▸ The problem
List each line of the data that holds the string "Cube", please.

------ Provided entries ------

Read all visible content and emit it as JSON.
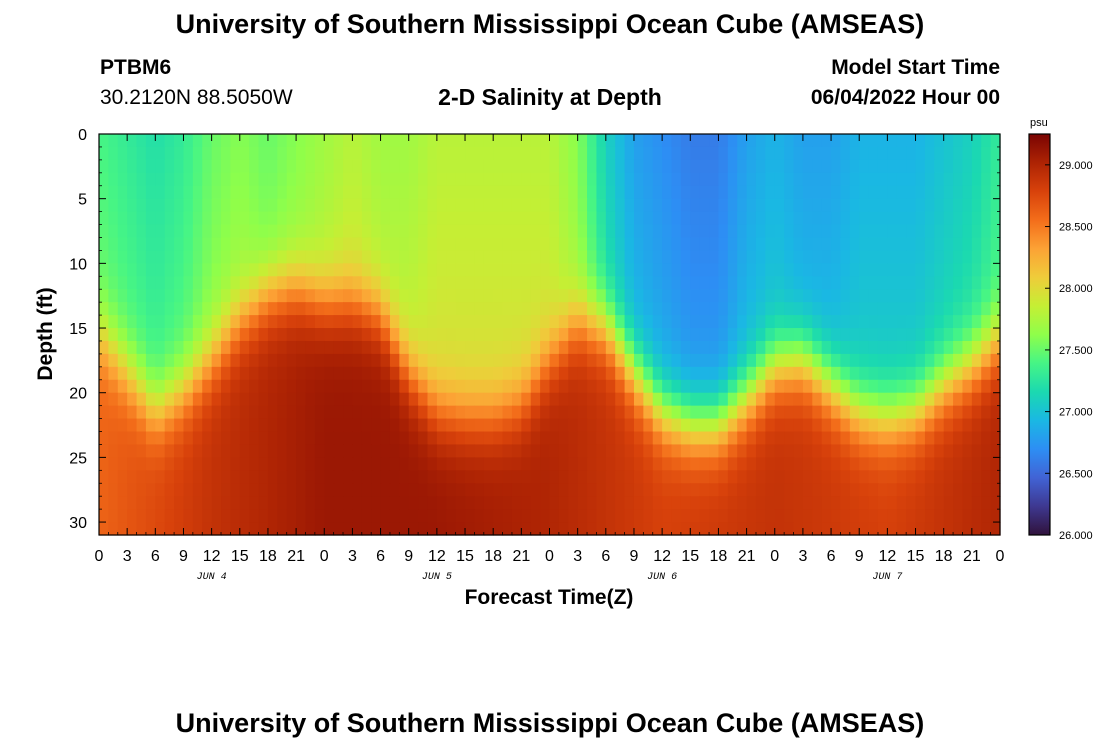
{
  "header": {
    "title": "University of Southern Mississippi Ocean Cube (AMSEAS)",
    "station": "PTBM6",
    "coordinates": "30.2120N  88.5050W",
    "plot_title": "2-D Salinity at Depth",
    "model_start_label": "Model Start Time",
    "model_start_value": "06/04/2022 Hour 00"
  },
  "footer": {
    "title": "University of Southern Mississippi Ocean Cube (AMSEAS)"
  },
  "chart_data": {
    "type": "heatmap",
    "title": "2-D Salinity at Depth",
    "xlabel": "Forecast Time(Z)",
    "ylabel": "Depth (ft)",
    "x_hours_range": [
      0,
      96
    ],
    "x_tick_step_hours": 3,
    "x_tick_labels": [
      "0",
      "3",
      "6",
      "9",
      "12",
      "15",
      "18",
      "21",
      "0",
      "3",
      "6",
      "9",
      "12",
      "15",
      "18",
      "21",
      "0",
      "3",
      "6",
      "9",
      "12",
      "15",
      "18",
      "21",
      "0",
      "3",
      "6",
      "9",
      "12",
      "15",
      "18",
      "21",
      "0"
    ],
    "day_labels": [
      {
        "label": "JUN 4",
        "hour": 12
      },
      {
        "label": "JUN 5",
        "hour": 36
      },
      {
        "label": "JUN 6",
        "hour": 60
      },
      {
        "label": "JUN 7",
        "hour": 84
      }
    ],
    "ylim": [
      0,
      31
    ],
    "y_ticks": [
      0,
      5,
      10,
      15,
      20,
      25,
      30
    ],
    "color_scale": {
      "unit": "psu",
      "min": 26.0,
      "max": 29.25,
      "tick_labels": [
        "26.000",
        "26.500",
        "27.000",
        "27.500",
        "28.000",
        "28.500",
        "29.000"
      ],
      "tick_values": [
        26.0,
        26.5,
        27.0,
        27.5,
        28.0,
        28.5,
        29.0
      ],
      "colors": [
        "#30123b",
        "#3e3890",
        "#4163d5",
        "#2d8ef4",
        "#1ab8e3",
        "#1bd9b0",
        "#46f585",
        "#8ffe4a",
        "#c5ef34",
        "#efcc3a",
        "#fca235",
        "#f36d1a",
        "#d8420b",
        "#ad2304",
        "#7a0403"
      ]
    },
    "interface_depth_ft": {
      "hours": [
        0,
        3,
        6,
        9,
        12,
        15,
        18,
        21,
        24,
        27,
        30,
        33,
        36,
        39,
        42,
        45,
        48,
        51,
        54,
        57,
        60,
        63,
        66,
        69,
        72,
        75,
        78,
        81,
        84,
        87,
        90,
        93,
        96
      ],
      "depths": [
        15.5,
        18.5,
        21.5,
        20.0,
        17.5,
        14.5,
        12.5,
        12.0,
        13.0,
        13.0,
        14.0,
        18.5,
        21.5,
        22.0,
        22.0,
        21.0,
        17.5,
        14.5,
        15.0,
        18.5,
        21.5,
        22.5,
        22.5,
        20.5,
        18.0,
        17.5,
        19.5,
        21.5,
        22.0,
        21.5,
        19.5,
        18.0,
        16.0
      ]
    },
    "surface_salinity_psu": {
      "hours": [
        0,
        3,
        6,
        9,
        12,
        15,
        18,
        21,
        24,
        27,
        30,
        33,
        36,
        39,
        42,
        45,
        48,
        51,
        54,
        57,
        60,
        63,
        66,
        69,
        72,
        75,
        78,
        81,
        84,
        87,
        90,
        93,
        96
      ],
      "values": [
        27.4,
        27.3,
        27.2,
        27.3,
        27.5,
        27.6,
        27.5,
        27.6,
        27.7,
        27.8,
        27.7,
        27.7,
        27.8,
        27.8,
        27.8,
        27.8,
        27.8,
        27.6,
        27.1,
        26.8,
        26.7,
        26.6,
        26.6,
        26.8,
        26.9,
        26.8,
        26.8,
        26.9,
        26.9,
        26.9,
        27.0,
        27.1,
        27.3
      ]
    },
    "bottom_salinity_psu": {
      "hours": [
        0,
        12,
        24,
        36,
        48,
        60,
        72,
        84,
        96
      ],
      "values": [
        28.6,
        28.9,
        29.1,
        29.1,
        29.0,
        28.8,
        28.9,
        28.8,
        29.0
      ]
    }
  }
}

------

▸ Reply to the exercise
    "title": "University of Southern Mississippi Ocean Cube (AMSEAS)",
    "title": "University of Southern Mississippi Ocean Cube (AMSEAS)"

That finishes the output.